━━━━━ GIVEN DATA

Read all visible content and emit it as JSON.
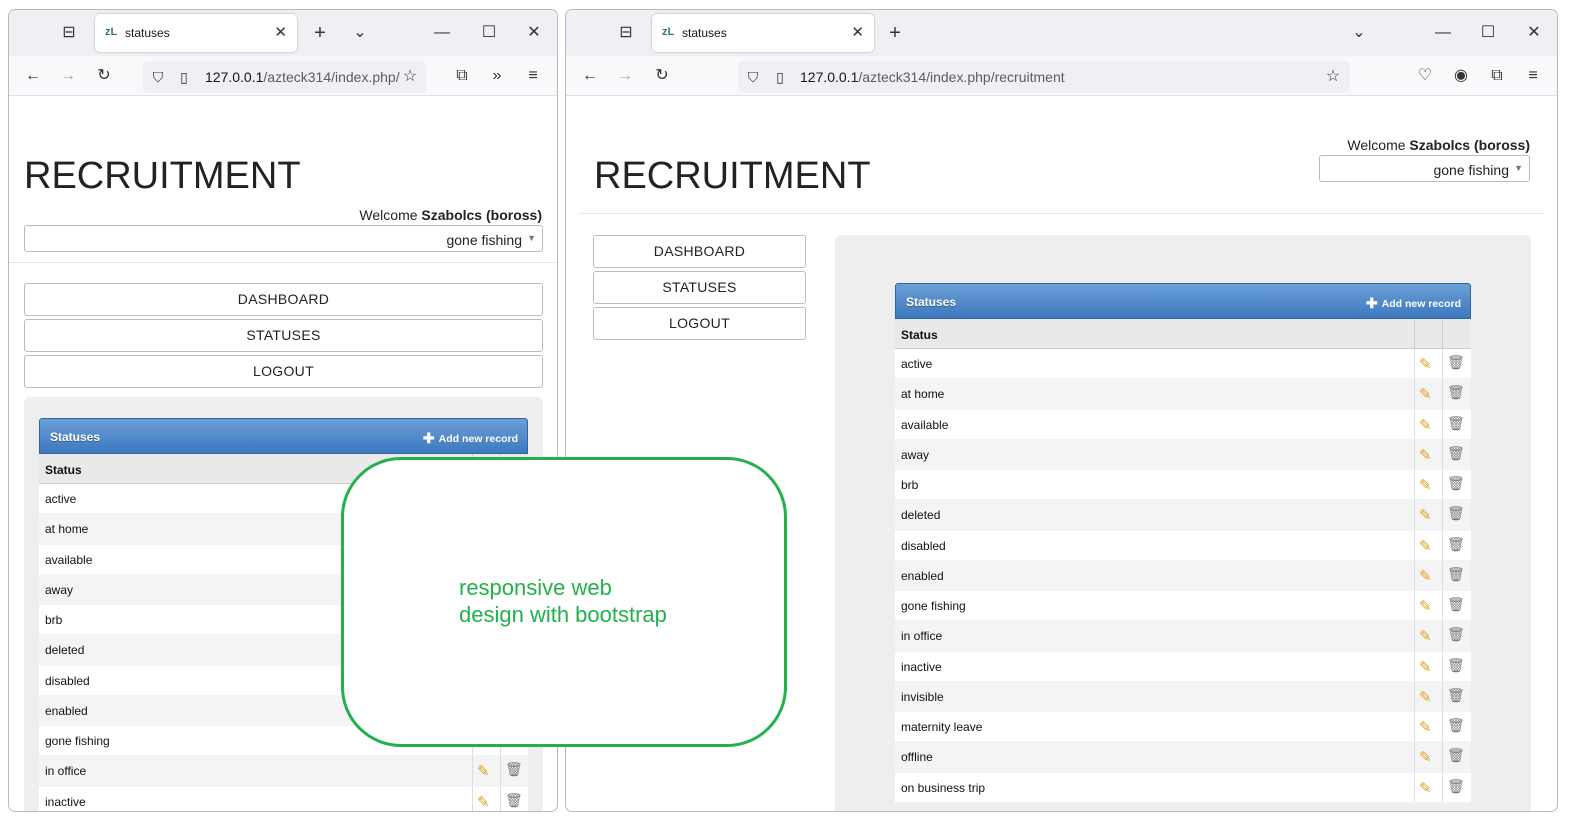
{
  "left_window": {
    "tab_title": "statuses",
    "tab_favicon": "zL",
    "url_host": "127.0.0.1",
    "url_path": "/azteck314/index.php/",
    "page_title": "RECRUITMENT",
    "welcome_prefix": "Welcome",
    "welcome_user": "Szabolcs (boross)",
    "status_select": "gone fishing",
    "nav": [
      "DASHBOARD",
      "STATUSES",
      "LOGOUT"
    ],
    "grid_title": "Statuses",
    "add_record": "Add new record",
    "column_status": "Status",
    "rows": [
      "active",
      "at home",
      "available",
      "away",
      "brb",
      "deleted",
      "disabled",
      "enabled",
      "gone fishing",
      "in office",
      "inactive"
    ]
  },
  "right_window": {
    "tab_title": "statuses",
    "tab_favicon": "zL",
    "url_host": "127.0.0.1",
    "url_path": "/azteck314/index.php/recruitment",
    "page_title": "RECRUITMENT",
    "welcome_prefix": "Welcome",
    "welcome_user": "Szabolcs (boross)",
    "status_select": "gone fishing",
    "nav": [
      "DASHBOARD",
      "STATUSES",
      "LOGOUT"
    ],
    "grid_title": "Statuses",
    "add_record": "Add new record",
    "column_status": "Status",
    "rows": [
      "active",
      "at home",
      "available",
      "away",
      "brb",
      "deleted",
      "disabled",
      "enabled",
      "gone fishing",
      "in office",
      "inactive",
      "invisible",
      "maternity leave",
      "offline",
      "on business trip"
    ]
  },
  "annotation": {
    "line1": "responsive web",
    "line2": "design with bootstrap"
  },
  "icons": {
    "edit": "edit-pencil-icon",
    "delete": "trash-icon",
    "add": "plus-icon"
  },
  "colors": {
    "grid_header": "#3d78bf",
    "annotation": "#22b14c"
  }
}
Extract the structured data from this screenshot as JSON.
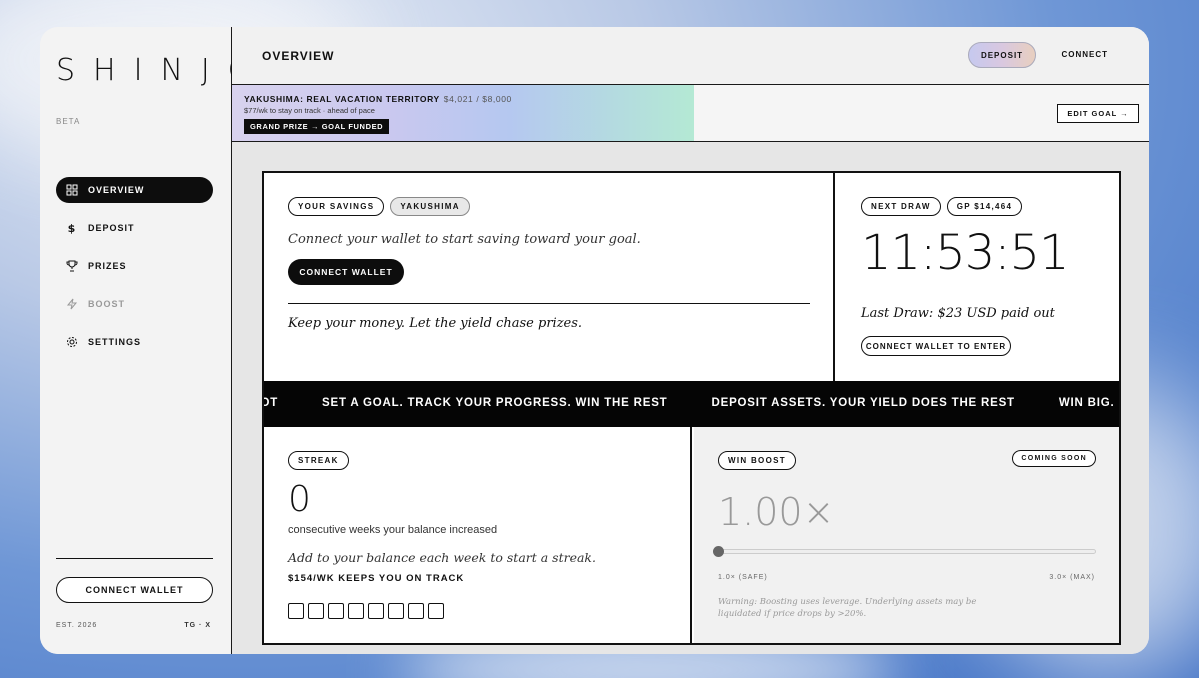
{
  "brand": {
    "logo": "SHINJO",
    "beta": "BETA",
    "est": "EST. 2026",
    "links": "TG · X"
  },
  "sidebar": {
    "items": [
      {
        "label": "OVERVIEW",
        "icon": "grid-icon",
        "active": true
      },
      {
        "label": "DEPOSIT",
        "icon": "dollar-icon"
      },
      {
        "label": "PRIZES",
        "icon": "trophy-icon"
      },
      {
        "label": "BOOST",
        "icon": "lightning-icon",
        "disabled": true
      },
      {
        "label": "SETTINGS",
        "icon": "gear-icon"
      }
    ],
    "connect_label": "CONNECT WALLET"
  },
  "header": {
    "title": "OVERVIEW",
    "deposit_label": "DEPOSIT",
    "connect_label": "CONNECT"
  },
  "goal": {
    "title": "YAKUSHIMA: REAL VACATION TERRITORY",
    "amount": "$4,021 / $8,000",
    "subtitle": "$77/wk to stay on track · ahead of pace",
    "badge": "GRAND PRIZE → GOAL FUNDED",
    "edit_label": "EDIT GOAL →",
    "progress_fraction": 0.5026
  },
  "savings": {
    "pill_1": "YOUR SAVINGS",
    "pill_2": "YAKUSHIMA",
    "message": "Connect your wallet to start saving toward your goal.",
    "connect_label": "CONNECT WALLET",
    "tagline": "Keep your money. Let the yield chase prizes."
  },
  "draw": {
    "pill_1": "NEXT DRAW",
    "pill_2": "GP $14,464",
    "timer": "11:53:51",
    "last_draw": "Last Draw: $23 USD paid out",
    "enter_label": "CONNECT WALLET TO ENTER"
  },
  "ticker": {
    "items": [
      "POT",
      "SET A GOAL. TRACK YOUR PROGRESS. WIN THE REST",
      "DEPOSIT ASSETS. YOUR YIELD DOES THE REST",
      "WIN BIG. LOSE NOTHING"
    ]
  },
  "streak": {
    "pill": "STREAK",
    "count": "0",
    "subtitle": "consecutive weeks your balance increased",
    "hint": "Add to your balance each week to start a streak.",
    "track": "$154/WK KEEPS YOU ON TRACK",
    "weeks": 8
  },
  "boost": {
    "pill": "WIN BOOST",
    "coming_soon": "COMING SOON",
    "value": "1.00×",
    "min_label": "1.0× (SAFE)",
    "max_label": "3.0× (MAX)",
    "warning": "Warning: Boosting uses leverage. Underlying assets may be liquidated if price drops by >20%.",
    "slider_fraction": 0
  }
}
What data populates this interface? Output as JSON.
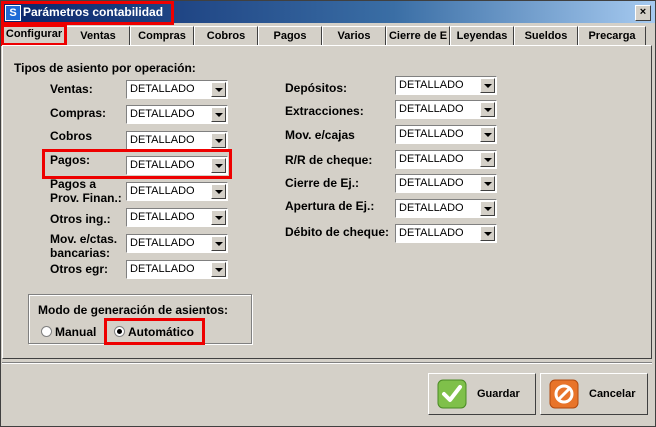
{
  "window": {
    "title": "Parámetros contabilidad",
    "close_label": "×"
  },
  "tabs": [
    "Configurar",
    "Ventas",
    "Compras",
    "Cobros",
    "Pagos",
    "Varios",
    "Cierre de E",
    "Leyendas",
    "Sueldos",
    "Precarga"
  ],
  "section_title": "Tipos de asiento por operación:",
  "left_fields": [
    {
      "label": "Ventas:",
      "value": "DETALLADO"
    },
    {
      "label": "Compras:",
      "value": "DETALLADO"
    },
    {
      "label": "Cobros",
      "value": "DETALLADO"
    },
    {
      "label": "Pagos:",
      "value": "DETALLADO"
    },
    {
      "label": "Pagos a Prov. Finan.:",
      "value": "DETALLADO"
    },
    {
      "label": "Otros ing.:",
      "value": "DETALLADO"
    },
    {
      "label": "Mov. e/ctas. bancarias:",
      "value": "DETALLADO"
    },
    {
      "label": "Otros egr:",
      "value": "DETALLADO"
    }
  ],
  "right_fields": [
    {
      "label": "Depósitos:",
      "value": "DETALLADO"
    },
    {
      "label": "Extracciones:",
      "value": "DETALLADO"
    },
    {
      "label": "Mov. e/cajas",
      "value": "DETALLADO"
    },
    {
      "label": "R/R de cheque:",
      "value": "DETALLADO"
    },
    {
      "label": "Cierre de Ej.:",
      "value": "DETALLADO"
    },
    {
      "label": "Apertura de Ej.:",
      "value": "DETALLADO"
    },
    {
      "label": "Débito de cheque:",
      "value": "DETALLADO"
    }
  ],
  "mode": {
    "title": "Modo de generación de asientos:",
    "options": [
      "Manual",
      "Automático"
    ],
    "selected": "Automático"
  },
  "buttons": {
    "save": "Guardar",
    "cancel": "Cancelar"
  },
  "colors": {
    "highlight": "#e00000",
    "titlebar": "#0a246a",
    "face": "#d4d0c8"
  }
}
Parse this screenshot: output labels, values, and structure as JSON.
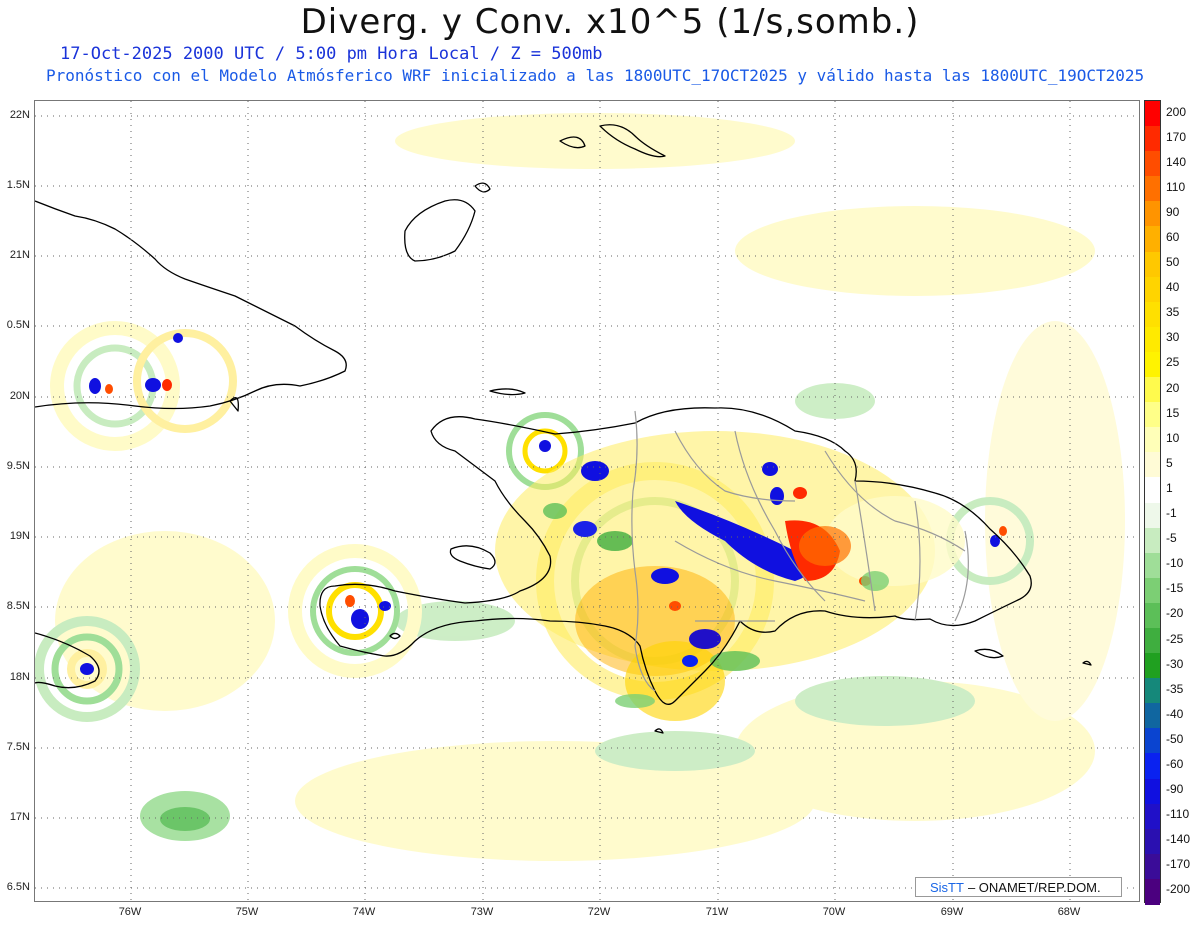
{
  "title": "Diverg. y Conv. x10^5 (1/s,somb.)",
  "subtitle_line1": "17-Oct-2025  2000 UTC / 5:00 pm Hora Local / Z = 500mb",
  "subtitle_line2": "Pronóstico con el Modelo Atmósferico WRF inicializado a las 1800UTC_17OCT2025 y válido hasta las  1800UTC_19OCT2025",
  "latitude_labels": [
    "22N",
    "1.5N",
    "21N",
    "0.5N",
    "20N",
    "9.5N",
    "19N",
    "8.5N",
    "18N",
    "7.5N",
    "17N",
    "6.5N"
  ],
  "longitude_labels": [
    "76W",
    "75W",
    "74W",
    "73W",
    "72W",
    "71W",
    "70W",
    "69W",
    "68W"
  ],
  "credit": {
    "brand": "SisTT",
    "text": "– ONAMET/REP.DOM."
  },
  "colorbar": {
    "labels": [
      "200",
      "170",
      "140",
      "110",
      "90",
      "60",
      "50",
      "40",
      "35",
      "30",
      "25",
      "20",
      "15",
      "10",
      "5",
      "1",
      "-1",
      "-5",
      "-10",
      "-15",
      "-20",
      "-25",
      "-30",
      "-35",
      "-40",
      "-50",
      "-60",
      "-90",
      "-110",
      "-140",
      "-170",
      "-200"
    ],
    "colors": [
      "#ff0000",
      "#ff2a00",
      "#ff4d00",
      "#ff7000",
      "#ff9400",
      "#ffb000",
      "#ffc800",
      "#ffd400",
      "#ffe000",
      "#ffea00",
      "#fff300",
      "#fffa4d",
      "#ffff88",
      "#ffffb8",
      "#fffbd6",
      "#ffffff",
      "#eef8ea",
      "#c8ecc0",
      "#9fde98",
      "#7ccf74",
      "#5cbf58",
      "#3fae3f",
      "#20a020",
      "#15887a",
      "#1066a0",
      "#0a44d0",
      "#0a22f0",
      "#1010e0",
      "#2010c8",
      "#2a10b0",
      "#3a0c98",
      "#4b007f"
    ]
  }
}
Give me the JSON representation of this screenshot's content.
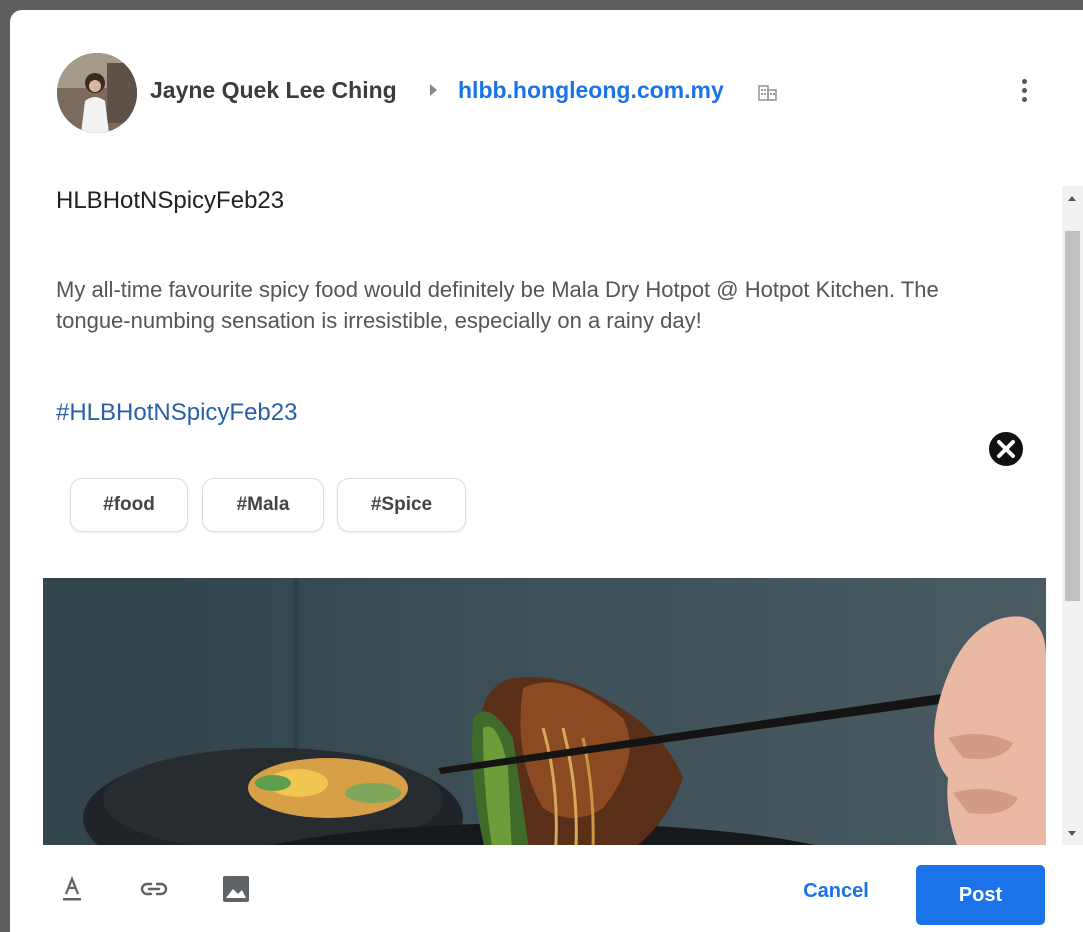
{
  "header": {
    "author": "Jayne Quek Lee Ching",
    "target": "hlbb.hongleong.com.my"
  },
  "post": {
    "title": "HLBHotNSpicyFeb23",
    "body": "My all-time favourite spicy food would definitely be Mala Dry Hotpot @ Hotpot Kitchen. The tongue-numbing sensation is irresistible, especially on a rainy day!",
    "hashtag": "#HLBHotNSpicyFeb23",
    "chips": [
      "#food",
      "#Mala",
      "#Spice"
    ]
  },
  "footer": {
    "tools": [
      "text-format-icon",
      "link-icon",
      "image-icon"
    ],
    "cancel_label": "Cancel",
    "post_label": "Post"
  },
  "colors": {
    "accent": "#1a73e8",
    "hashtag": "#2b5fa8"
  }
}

━━━━━━━━━━

From the records above, copy every line that holds the word "REST".

**REPLY TO THE EXERCISE:**
      "SET A GOAL. TRACK YOUR PROGRESS. WIN THE REST",
      "DEPOSIT ASSETS. YOUR YIELD DOES THE REST",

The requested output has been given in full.